◆ What you need to do
Write out the entries below once more, exactly.

◆ Dataset excerpts
>> Start

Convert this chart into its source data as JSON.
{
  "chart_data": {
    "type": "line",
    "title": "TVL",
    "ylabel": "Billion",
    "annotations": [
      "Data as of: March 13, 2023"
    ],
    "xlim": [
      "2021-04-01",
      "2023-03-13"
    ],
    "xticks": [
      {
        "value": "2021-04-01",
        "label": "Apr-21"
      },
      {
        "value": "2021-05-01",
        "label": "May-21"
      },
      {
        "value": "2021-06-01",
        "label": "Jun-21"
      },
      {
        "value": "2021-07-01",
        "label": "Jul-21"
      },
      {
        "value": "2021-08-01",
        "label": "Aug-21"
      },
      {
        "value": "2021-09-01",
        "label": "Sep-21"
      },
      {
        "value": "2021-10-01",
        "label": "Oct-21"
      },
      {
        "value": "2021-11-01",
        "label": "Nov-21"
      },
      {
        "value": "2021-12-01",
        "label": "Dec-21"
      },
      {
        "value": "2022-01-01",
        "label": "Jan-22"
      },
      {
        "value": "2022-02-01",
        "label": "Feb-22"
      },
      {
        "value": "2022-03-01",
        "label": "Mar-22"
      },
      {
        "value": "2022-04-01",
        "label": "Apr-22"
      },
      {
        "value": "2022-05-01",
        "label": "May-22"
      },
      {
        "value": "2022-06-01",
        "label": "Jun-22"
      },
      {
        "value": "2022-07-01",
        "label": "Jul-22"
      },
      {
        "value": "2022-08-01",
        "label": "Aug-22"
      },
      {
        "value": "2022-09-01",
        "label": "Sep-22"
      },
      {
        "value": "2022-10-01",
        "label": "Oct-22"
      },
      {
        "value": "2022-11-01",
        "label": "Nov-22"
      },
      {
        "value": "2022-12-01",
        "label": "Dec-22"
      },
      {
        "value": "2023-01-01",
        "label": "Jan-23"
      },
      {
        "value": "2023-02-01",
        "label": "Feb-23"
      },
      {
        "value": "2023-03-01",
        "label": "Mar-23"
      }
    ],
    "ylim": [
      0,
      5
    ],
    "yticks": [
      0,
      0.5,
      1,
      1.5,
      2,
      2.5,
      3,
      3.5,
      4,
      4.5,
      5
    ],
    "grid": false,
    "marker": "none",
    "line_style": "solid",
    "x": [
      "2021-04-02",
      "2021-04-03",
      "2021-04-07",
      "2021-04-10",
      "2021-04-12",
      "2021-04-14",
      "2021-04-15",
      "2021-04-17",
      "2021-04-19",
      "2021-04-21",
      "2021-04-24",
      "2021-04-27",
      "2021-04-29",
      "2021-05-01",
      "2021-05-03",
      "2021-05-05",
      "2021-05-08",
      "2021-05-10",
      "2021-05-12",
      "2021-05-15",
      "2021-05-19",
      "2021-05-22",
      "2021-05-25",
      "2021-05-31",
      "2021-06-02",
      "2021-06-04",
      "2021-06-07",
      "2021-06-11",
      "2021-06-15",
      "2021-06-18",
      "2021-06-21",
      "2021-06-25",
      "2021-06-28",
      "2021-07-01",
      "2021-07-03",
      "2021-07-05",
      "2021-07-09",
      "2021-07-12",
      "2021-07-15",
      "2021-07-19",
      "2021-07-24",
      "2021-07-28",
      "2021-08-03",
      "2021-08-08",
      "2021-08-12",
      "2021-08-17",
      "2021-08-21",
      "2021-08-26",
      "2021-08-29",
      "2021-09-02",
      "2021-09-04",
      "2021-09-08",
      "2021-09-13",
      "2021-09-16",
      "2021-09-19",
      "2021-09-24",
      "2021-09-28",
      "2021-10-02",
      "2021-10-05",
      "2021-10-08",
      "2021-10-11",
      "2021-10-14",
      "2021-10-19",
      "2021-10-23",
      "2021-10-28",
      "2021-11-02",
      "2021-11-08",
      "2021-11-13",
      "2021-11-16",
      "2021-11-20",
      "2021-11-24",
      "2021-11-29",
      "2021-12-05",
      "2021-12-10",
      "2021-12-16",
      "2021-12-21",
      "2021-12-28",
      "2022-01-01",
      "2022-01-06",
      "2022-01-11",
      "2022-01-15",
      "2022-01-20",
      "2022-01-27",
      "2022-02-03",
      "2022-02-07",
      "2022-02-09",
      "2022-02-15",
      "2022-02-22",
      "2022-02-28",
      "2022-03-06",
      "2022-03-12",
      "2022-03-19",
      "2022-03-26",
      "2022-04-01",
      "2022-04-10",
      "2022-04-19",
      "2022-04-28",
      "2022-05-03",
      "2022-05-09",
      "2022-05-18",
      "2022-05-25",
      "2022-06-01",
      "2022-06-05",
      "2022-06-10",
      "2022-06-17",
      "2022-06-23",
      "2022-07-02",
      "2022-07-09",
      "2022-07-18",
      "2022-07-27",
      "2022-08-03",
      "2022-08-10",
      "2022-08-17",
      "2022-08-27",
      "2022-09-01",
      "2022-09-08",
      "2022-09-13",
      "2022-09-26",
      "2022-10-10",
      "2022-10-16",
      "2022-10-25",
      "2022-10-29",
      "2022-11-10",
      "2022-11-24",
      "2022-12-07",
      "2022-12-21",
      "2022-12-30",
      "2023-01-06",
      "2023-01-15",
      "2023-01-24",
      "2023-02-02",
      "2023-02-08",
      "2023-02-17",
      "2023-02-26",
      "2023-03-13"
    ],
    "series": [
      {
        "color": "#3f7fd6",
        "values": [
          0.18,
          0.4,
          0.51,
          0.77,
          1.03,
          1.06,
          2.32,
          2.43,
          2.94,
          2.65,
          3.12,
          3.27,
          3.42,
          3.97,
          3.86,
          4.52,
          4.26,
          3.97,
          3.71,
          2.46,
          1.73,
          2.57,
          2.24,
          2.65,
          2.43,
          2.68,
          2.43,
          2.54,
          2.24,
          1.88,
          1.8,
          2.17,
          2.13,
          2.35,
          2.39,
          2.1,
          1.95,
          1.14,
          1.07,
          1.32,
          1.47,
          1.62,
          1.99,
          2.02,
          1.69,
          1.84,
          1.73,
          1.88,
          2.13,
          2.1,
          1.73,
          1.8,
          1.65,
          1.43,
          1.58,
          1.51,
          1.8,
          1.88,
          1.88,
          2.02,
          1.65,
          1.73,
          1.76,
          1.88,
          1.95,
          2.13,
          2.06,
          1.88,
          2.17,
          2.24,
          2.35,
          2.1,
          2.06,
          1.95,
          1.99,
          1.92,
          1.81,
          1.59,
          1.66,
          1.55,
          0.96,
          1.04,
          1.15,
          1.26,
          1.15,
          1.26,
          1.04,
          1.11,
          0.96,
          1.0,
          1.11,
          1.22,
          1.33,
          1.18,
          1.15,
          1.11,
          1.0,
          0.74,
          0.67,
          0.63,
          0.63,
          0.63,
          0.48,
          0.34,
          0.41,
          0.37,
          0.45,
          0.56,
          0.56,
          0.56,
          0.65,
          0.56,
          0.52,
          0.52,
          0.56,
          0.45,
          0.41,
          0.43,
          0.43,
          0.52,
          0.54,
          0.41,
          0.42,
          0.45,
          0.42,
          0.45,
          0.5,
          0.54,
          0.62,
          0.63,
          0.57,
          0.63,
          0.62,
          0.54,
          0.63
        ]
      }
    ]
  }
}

>> End

◆ Task response
Convert this chart into its source data as JSON.
{
  "chart_data": {
    "type": "line",
    "title": "TVL",
    "ylabel": "Billion",
    "annotations": [
      "Data as of: March 13, 2023"
    ],
    "xlim": [
      "2021-04-01",
      "2023-03-13"
    ],
    "xticks": [
      {
        "value": "2021-04-01",
        "label": "Apr-21"
      },
      {
        "value": "2021-05-01",
        "label": "May-21"
      },
      {
        "value": "2021-06-01",
        "label": "Jun-21"
      },
      {
        "value": "2021-07-01",
        "label": "Jul-21"
      },
      {
        "value": "2021-08-01",
        "label": "Aug-21"
      },
      {
        "value": "2021-09-01",
        "label": "Sep-21"
      },
      {
        "value": "2021-10-01",
        "label": "Oct-21"
      },
      {
        "value": "2021-11-01",
        "label": "Nov-21"
      },
      {
        "value": "2021-12-01",
        "label": "Dec-21"
      },
      {
        "value": "2022-01-01",
        "label": "Jan-22"
      },
      {
        "value": "2022-02-01",
        "label": "Feb-22"
      },
      {
        "value": "2022-03-01",
        "label": "Mar-22"
      },
      {
        "value": "2022-04-01",
        "label": "Apr-22"
      },
      {
        "value": "2022-05-01",
        "label": "May-22"
      },
      {
        "value": "2022-06-01",
        "label": "Jun-22"
      },
      {
        "value": "2022-07-01",
        "label": "Jul-22"
      },
      {
        "value": "2022-08-01",
        "label": "Aug-22"
      },
      {
        "value": "2022-09-01",
        "label": "Sep-22"
      },
      {
        "value": "2022-10-01",
        "label": "Oct-22"
      },
      {
        "value": "2022-11-01",
        "label": "Nov-22"
      },
      {
        "value": "2022-12-01",
        "label": "Dec-22"
      },
      {
        "value": "2023-01-01",
        "label": "Jan-23"
      },
      {
        "value": "2023-02-01",
        "label": "Feb-23"
      },
      {
        "value": "2023-03-01",
        "label": "Mar-23"
      }
    ],
    "ylim": [
      0,
      5
    ],
    "yticks": [
      0,
      0.5,
      1,
      1.5,
      2,
      2.5,
      3,
      3.5,
      4,
      4.5,
      5
    ],
    "grid": false,
    "marker": "none",
    "line_style": "solid",
    "x": [
      "2021-04-02",
      "2021-04-03",
      "2021-04-07",
      "2021-04-10",
      "2021-04-12",
      "2021-04-14",
      "2021-04-15",
      "2021-04-17",
      "2021-04-19",
      "2021-04-21",
      "2021-04-24",
      "2021-04-27",
      "2021-04-29",
      "2021-05-01",
      "2021-05-03",
      "2021-05-05",
      "2021-05-08",
      "2021-05-10",
      "2021-05-12",
      "2021-05-15",
      "2021-05-19",
      "2021-05-22",
      "2021-05-25",
      "2021-05-31",
      "2021-06-02",
      "2021-06-04",
      "2021-06-07",
      "2021-06-11",
      "2021-06-15",
      "2021-06-18",
      "2021-06-21",
      "2021-06-25",
      "2021-06-28",
      "2021-07-01",
      "2021-07-03",
      "2021-07-05",
      "2021-07-09",
      "2021-07-12",
      "2021-07-15",
      "2021-07-19",
      "2021-07-24",
      "2021-07-28",
      "2021-08-03",
      "2021-08-08",
      "2021-08-12",
      "2021-08-17",
      "2021-08-21",
      "2021-08-26",
      "2021-08-29",
      "2021-09-02",
      "2021-09-04",
      "2021-09-08",
      "2021-09-13",
      "2021-09-16",
      "2021-09-19",
      "2021-09-24",
      "2021-09-28",
      "2021-10-02",
      "2021-10-05",
      "2021-10-08",
      "2021-10-11",
      "2021-10-14",
      "2021-10-19",
      "2021-10-23",
      "2021-10-28",
      "2021-11-02",
      "2021-11-08",
      "2021-11-13",
      "2021-11-16",
      "2021-11-20",
      "2021-11-24",
      "2021-11-29",
      "2021-12-05",
      "2021-12-10",
      "2021-12-16",
      "2021-12-21",
      "2021-12-28",
      "2022-01-01",
      "2022-01-06",
      "2022-01-11",
      "2022-01-15",
      "2022-01-20",
      "2022-01-27",
      "2022-02-03",
      "2022-02-07",
      "2022-02-09",
      "2022-02-15",
      "2022-02-22",
      "2022-02-28",
      "2022-03-06",
      "2022-03-12",
      "2022-03-19",
      "2022-03-26",
      "2022-04-01",
      "2022-04-10",
      "2022-04-19",
      "2022-04-28",
      "2022-05-03",
      "2022-05-09",
      "2022-05-18",
      "2022-05-25",
      "2022-06-01",
      "2022-06-05",
      "2022-06-10",
      "2022-06-17",
      "2022-06-23",
      "2022-07-02",
      "2022-07-09",
      "2022-07-18",
      "2022-07-27",
      "2022-08-03",
      "2022-08-10",
      "2022-08-17",
      "2022-08-27",
      "2022-09-01",
      "2022-09-08",
      "2022-09-13",
      "2022-09-26",
      "2022-10-10",
      "2022-10-16",
      "2022-10-25",
      "2022-10-29",
      "2022-11-10",
      "2022-11-24",
      "2022-12-07",
      "2022-12-21",
      "2022-12-30",
      "2023-01-06",
      "2023-01-15",
      "2023-01-24",
      "2023-02-02",
      "2023-02-08",
      "2023-02-17",
      "2023-02-26",
      "2023-03-13"
    ],
    "series": [
      {
        "color": "#3f7fd6",
        "values": [
          0.18,
          0.4,
          0.51,
          0.77,
          1.03,
          1.06,
          2.32,
          2.43,
          2.94,
          2.65,
          3.12,
          3.27,
          3.42,
          3.97,
          3.86,
          4.52,
          4.26,
          3.97,
          3.71,
          2.46,
          1.73,
          2.57,
          2.24,
          2.65,
          2.43,
          2.68,
          2.43,
          2.54,
          2.24,
          1.88,
          1.8,
          2.17,
          2.13,
          2.35,
          2.39,
          2.1,
          1.95,
          1.14,
          1.07,
          1.32,
          1.47,
          1.62,
          1.99,
          2.02,
          1.69,
          1.84,
          1.73,
          1.88,
          2.13,
          2.1,
          1.73,
          1.8,
          1.65,
          1.43,
          1.58,
          1.51,
          1.8,
          1.88,
          1.88,
          2.02,
          1.65,
          1.73,
          1.76,
          1.88,
          1.95,
          2.13,
          2.06,
          1.88,
          2.17,
          2.24,
          2.35,
          2.1,
          2.06,
          1.95,
          1.99,
          1.92,
          1.81,
          1.59,
          1.66,
          1.55,
          0.96,
          1.04,
          1.15,
          1.26,
          1.15,
          1.26,
          1.04,
          1.11,
          0.96,
          1.0,
          1.11,
          1.22,
          1.33,
          1.18,
          1.15,
          1.11,
          1.0,
          0.74,
          0.67,
          0.63,
          0.63,
          0.63,
          0.48,
          0.34,
          0.41,
          0.37,
          0.45,
          0.56,
          0.56,
          0.56,
          0.65,
          0.56,
          0.52,
          0.52,
          0.56,
          0.45,
          0.41,
          0.43,
          0.43,
          0.52,
          0.54,
          0.41,
          0.42,
          0.45,
          0.42,
          0.45,
          0.5,
          0.54,
          0.62,
          0.63,
          0.57,
          0.63,
          0.62,
          0.54,
          0.63
        ]
      }
    ]
  }
}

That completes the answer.